[Start]

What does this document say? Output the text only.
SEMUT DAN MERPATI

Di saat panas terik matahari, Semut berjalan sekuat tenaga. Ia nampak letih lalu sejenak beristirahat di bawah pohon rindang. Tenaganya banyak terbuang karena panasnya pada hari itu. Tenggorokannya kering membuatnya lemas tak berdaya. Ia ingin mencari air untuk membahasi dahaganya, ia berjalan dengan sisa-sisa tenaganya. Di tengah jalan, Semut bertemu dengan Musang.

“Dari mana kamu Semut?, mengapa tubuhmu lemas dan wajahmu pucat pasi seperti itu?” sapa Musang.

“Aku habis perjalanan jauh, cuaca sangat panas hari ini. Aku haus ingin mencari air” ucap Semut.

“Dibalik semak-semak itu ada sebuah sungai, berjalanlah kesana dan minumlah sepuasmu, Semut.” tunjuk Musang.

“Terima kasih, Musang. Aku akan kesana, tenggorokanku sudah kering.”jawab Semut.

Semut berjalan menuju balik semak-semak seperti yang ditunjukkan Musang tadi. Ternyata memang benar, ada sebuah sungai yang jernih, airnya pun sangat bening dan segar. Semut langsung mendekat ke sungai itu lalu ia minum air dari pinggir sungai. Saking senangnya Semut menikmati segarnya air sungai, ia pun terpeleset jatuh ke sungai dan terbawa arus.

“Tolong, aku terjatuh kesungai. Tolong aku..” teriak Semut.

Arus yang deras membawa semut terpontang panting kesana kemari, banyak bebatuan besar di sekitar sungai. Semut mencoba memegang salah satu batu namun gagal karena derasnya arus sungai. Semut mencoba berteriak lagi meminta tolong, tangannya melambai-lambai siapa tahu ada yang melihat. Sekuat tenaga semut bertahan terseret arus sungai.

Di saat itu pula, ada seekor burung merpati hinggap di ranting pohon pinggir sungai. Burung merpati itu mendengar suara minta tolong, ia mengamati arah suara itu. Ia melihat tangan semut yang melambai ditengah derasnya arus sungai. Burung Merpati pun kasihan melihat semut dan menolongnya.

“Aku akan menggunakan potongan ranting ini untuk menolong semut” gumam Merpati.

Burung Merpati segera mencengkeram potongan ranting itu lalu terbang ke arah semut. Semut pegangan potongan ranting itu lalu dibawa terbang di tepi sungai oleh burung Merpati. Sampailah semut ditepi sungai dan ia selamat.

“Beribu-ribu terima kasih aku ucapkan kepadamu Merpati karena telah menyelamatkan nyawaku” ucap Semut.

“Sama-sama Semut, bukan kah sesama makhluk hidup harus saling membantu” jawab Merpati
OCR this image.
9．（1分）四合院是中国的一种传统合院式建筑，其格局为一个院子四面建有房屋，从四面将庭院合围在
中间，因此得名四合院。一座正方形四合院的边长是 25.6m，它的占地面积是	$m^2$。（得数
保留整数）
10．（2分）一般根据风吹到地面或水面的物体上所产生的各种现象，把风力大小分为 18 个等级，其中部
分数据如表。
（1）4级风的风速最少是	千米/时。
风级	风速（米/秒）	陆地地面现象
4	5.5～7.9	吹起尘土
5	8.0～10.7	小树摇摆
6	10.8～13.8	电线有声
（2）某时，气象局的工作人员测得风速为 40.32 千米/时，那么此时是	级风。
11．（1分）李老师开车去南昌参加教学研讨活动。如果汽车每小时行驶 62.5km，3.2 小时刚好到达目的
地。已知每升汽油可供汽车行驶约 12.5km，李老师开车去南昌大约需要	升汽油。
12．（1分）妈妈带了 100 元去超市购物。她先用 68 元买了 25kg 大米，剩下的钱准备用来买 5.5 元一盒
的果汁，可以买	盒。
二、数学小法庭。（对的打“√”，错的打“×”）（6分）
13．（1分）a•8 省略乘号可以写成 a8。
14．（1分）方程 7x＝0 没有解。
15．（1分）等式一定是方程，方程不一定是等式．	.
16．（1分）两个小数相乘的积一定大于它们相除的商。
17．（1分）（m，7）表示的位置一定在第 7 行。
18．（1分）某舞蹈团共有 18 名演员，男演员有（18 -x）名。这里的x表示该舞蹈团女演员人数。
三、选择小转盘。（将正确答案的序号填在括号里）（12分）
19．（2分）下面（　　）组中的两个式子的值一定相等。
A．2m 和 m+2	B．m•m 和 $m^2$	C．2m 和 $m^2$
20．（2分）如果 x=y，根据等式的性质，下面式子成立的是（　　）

[End]

Write out all the lines again, exactly as they are.

What does this document say? Output the text only.
SEMUT DAN MERPATI

Di saat panas terik matahari, Semut berjalan sekuat tenaga. Ia nampak letih lalu sejenak beristirahat di bawah pohon rindang. Tenaganya banyak terbuang karena panasnya pada hari itu. Tenggorokannya kering membuatnya lemas tak berdaya. Ia ingin mencari air untuk membahasi dahaganya, ia berjalan dengan sisa-sisa tenaganya. Di tengah jalan, Semut bertemu dengan Musang.

“Dari mana kamu Semut?, mengapa tubuhmu lemas dan wajahmu pucat pasi seperti itu?” sapa Musang.

“Aku habis perjalanan jauh, cuaca sangat panas hari ini. Aku haus ingin mencari air” ucap Semut.

“Dibalik semak-semak itu ada sebuah sungai, berjalanlah kesana dan minumlah sepuasmu, Semut.” tunjuk Musang.

“Terima kasih, Musang. Aku akan kesana, tenggorokanku sudah kering.”jawab Semut.

Semut berjalan menuju balik semak-semak seperti yang ditunjukkan Musang tadi. Ternyata memang benar, ada sebuah sungai yang jernih, airnya pun sangat bening dan segar. Semut langsung mendekat ke sungai itu lalu ia minum air dari pinggir sungai. Saking senangnya Semut menikmati segarnya air sungai, ia pun terpeleset jatuh ke sungai dan terbawa arus.

“Tolong, aku terjatuh kesungai. Tolong aku..” teriak Semut.

Arus yang deras membawa semut terpontang panting kesana kemari, banyak bebatuan besar di sekitar sungai. Semut mencoba memegang salah satu batu namun gagal karena derasnya arus sungai. Semut mencoba berteriak lagi meminta tolong, tangannya melambai-lambai siapa tahu ada yang melihat. Sekuat tenaga semut bertahan terseret arus sungai.

Di saat itu pula, ada seekor burung merpati hinggap di ranting pohon pinggir sungai. Burung merpati itu mendengar suara minta tolong, ia mengamati arah suara itu. Ia melihat tangan semut yang melambai ditengah derasnya arus sungai. Burung Merpati pun kasihan melihat semut dan menolongnya.

“Aku akan menggunakan potongan ranting ini untuk menolong semut” gumam Merpati.

Burung Merpati segera mencengkeram potongan ranting itu lalu terbang ke arah semut. Semut pegangan potongan ranting itu lalu dibawa terbang di tepi sungai oleh burung Merpati. Sampailah semut ditepi sungai dan ia selamat.

“Beribu-ribu terima kasih aku ucapkan kepadamu Merpati karena telah menyelamatkan nyawaku” ucap Semut.

“Sama-sama Semut, bukan kah sesama makhluk hidup harus saling membantu” jawab Merpati
OCR this image.
9．（1分）四合院是中国的一种传统合院式建筑，其格局为一个院子四面建有房屋，从四面将庭院合围在
中间，因此得名四合院。一座正方形四合院的边长是 25.6m，它的占地面积是	$m^2$。（得数
保留整数）
10．（2分）一般根据风吹到地面或水面的物体上所产生的各种现象，把风力大小分为 18 个等级，其中部
分数据如表。
（1）4级风的风速最少是	千米/时。
风级	风速（米/秒）	陆地地面现象
4	5.5～7.9	吹起尘土
5	8.0～10.7	小树摇摆
6	10.8～13.8	电线有声
（2）某时，气象局的工作人员测得风速为 40.32 千米/时，那么此时是	级风。
11．（1分）李老师开车去南昌参加教学研讨活动。如果汽车每小时行驶 62.5km，3.2 小时刚好到达目的
地。已知每升汽油可供汽车行驶约 12.5km，李老师开车去南昌大约需要	升汽油。
12．（1分）妈妈带了 100 元去超市购物。她先用 68 元买了 25kg 大米，剩下的钱准备用来买 5.5 元一盒
的果汁，可以买	盒。
二、数学小法庭。（对的打“√”，错的打“×”）（6分）
13．（1分）a•8 省略乘号可以写成 a8。
14．（1分）方程 7x＝0 没有解。
15．（1分）等式一定是方程，方程不一定是等式．	.
16．（1分）两个小数相乘的积一定大于它们相除的商。
17．（1分）（m，7）表示的位置一定在第 7 行。
18．（1分）某舞蹈团共有 18 名演员，男演员有（18 -x）名。这里的x表示该舞蹈团女演员人数。
三、选择小转盘。（将正确答案的序号填在括号里）（12分）
19．（2分）下面（　　）组中的两个式子的值一定相等。
A．2m 和 m+2	B．m•m 和 $m^2$	C．2m 和 $m^2$
20．（2分）如果 x=y，根据等式的性质，下面式子成立的是（　　）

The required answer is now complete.